_TASK TO CARRY OUT_.
Hunt for the word "star" across the entries below, copying each line that holds it.

_EXERCISE DATA_.
------------------------------------

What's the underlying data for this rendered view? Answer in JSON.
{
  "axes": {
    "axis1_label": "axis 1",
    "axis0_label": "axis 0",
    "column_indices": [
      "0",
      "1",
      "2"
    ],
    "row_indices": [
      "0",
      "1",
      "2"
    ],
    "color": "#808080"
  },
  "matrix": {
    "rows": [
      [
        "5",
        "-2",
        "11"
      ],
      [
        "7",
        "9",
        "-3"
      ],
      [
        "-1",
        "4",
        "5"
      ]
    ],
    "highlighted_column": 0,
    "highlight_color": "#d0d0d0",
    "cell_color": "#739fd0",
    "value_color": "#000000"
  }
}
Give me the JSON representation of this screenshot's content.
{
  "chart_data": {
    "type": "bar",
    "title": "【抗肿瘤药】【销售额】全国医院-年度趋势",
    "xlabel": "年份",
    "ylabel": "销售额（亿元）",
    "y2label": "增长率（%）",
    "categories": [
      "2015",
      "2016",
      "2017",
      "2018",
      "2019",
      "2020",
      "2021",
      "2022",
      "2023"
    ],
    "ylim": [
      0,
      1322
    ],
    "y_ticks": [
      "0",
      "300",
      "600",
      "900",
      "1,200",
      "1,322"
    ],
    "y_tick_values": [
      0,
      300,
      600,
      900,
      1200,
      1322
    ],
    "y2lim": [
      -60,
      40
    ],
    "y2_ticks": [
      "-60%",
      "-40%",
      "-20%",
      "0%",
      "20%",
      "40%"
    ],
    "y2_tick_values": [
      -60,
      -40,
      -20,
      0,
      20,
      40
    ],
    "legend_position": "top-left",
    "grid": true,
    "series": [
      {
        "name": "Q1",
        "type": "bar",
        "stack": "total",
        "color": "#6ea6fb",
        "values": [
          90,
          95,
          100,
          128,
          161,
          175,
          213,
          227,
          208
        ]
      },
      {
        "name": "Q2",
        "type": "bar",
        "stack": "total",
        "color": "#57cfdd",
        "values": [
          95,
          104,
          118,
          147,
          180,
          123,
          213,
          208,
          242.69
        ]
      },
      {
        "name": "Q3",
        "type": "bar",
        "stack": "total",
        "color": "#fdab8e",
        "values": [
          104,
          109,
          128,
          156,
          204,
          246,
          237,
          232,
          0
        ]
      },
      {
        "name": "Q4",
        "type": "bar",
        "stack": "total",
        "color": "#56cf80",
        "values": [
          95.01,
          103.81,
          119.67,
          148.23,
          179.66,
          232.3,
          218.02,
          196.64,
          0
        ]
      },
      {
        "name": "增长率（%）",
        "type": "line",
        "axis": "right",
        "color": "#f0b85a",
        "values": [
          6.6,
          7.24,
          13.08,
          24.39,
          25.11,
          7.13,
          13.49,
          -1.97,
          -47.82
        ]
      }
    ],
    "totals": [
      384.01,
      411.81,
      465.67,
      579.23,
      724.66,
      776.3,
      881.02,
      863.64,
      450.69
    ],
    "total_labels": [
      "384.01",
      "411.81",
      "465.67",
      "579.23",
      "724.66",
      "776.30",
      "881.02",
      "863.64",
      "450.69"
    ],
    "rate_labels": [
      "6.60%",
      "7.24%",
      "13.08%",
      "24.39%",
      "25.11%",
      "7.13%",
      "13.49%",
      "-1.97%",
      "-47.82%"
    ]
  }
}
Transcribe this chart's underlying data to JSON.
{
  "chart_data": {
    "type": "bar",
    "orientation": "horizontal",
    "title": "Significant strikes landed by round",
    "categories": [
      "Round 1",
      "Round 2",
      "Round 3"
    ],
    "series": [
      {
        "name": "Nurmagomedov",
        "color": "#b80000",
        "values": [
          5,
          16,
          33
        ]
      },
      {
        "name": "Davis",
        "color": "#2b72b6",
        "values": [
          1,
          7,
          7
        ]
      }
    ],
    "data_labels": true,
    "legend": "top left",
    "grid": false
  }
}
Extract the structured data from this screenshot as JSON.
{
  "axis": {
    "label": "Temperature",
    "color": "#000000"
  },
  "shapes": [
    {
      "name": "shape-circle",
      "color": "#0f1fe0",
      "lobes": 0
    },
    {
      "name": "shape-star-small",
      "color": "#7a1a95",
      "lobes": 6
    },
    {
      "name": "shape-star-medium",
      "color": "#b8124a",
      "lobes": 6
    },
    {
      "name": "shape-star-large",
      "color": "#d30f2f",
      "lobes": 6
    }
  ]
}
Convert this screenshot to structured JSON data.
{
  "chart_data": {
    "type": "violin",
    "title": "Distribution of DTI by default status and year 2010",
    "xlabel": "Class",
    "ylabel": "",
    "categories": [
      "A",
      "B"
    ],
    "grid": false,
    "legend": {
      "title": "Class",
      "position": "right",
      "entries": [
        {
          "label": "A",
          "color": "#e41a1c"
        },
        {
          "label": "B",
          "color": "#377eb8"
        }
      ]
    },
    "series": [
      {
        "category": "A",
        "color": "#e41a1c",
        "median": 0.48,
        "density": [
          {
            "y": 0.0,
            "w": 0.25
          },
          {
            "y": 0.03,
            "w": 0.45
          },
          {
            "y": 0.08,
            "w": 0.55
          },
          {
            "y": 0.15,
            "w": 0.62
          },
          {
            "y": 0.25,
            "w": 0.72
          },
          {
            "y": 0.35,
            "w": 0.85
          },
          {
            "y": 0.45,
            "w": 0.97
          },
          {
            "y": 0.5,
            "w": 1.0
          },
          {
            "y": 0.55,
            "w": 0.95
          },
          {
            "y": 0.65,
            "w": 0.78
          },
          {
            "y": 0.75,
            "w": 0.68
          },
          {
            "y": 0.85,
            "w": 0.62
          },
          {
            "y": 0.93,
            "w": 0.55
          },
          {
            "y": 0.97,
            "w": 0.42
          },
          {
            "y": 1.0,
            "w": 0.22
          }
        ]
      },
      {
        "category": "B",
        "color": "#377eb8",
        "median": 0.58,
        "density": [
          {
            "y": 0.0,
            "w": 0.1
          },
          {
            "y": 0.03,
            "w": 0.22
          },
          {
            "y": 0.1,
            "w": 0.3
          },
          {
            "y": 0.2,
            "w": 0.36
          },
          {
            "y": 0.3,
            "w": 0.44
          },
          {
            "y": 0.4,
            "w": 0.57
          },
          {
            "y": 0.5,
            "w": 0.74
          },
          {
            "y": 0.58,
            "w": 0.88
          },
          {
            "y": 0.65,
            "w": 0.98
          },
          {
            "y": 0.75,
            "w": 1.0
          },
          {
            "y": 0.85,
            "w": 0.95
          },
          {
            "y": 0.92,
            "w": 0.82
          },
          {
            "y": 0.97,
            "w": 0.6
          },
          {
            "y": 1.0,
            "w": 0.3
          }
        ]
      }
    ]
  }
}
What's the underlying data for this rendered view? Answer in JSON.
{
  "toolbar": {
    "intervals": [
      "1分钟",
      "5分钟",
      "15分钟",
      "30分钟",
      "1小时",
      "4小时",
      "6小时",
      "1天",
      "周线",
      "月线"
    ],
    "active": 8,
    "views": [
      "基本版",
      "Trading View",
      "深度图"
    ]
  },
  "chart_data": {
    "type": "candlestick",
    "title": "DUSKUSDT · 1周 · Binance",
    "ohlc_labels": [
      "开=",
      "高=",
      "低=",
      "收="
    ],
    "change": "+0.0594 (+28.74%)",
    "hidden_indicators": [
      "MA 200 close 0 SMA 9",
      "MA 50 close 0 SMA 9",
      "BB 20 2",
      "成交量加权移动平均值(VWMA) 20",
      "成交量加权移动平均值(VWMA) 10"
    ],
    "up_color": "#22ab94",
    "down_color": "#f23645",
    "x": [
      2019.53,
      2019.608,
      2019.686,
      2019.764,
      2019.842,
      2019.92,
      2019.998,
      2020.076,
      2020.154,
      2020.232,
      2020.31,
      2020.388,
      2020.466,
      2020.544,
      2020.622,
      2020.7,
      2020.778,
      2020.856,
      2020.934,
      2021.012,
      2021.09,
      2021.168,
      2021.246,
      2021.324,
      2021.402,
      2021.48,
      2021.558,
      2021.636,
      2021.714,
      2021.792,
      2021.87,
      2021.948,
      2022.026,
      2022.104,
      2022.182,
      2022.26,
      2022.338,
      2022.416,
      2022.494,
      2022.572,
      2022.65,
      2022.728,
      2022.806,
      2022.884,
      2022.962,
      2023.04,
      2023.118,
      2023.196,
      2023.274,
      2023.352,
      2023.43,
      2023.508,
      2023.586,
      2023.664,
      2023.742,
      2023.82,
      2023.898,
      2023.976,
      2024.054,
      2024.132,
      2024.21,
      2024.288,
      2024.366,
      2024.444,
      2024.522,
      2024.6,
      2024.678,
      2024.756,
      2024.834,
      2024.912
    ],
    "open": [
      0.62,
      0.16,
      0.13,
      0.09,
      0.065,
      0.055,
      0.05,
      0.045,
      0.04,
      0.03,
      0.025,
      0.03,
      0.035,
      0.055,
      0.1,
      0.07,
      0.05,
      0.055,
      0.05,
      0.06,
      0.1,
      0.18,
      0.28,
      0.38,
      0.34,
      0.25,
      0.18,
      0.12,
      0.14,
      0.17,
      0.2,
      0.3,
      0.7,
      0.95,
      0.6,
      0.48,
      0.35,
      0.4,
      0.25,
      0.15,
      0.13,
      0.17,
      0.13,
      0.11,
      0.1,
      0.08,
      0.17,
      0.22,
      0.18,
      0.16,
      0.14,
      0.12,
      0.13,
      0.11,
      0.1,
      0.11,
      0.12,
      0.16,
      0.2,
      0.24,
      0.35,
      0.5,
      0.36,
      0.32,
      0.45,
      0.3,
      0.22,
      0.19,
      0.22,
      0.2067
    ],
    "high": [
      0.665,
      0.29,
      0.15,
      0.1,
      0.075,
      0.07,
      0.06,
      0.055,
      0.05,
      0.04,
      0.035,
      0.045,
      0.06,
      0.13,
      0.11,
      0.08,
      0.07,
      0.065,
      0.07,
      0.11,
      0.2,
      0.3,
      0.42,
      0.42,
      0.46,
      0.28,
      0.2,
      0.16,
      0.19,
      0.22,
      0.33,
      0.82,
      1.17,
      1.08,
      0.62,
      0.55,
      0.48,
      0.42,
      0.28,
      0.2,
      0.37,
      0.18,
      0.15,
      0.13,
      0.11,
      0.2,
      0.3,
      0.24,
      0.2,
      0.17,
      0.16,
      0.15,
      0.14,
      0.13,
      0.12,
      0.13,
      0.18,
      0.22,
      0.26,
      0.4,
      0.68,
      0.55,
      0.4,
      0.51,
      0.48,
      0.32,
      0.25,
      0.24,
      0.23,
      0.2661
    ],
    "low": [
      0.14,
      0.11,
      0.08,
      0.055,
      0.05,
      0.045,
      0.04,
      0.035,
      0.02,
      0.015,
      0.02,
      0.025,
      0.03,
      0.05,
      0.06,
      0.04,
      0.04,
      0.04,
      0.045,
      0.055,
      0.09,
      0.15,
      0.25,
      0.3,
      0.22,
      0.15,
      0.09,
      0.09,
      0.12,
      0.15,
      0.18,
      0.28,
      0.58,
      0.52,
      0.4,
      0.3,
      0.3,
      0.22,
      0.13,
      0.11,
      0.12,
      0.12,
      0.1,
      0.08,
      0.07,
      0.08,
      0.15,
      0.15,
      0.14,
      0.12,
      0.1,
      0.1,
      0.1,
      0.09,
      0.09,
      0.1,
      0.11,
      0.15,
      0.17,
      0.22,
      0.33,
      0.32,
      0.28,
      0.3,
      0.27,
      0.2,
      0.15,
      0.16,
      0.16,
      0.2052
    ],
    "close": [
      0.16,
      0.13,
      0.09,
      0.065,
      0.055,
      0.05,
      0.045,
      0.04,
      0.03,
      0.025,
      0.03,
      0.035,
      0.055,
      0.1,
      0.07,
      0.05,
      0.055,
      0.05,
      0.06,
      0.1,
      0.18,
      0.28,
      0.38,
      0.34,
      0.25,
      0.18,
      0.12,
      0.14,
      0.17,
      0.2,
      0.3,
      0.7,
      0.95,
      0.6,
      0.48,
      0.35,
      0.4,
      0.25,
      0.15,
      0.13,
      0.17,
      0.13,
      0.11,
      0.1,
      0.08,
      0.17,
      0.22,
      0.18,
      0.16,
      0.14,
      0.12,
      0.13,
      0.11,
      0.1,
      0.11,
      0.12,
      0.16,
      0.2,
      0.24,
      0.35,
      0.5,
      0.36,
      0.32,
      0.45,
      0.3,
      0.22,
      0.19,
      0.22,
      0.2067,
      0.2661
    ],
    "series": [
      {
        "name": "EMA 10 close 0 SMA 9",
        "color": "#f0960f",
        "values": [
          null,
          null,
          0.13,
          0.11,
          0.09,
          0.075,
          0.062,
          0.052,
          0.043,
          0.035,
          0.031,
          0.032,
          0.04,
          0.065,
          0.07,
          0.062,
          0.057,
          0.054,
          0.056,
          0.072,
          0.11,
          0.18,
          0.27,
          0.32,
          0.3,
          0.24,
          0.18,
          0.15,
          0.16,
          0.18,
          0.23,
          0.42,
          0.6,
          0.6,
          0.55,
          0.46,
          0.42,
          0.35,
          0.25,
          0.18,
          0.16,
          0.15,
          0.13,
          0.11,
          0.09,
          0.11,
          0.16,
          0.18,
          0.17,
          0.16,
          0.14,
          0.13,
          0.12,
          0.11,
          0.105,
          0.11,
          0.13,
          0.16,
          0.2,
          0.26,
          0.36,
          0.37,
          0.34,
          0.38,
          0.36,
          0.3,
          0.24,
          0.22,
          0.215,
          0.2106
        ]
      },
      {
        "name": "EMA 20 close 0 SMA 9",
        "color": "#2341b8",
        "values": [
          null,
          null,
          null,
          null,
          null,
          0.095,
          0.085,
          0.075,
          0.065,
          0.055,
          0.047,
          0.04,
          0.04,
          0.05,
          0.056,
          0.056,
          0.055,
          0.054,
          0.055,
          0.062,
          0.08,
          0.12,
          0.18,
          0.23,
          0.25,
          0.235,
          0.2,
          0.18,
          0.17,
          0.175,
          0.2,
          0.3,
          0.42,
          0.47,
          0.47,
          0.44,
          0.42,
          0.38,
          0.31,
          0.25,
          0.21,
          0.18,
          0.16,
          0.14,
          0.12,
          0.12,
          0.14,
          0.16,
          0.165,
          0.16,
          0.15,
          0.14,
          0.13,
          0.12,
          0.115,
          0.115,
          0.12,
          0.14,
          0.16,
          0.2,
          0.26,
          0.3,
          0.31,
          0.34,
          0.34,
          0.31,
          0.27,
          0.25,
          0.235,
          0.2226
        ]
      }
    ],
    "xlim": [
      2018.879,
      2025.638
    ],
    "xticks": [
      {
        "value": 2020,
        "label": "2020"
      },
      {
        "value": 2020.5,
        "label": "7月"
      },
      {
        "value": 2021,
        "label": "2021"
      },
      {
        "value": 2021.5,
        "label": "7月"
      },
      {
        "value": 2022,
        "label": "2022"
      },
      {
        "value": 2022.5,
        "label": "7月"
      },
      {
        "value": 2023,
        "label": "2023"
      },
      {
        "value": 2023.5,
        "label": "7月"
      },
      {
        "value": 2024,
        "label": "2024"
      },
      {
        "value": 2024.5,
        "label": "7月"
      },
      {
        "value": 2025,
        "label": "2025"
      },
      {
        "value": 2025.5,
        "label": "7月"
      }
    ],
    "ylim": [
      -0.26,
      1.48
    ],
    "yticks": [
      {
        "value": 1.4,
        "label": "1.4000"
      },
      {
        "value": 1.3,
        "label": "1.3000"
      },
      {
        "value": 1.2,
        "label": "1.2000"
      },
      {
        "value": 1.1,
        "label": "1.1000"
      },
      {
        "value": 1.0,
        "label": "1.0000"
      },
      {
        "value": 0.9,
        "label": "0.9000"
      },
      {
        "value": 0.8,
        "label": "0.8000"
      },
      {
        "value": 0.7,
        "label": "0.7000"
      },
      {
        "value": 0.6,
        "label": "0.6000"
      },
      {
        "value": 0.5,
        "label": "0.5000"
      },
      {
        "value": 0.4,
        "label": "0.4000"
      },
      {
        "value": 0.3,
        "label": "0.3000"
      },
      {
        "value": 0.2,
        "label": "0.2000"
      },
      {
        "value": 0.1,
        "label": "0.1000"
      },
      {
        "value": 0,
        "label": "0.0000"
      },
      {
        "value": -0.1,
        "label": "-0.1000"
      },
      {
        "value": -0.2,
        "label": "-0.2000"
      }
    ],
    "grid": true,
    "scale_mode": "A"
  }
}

------------------------------------

_SOLUTION_.
      "name": "shape-star-small",
      "name": "shape-star-medium",
      "name": "shape-star-large",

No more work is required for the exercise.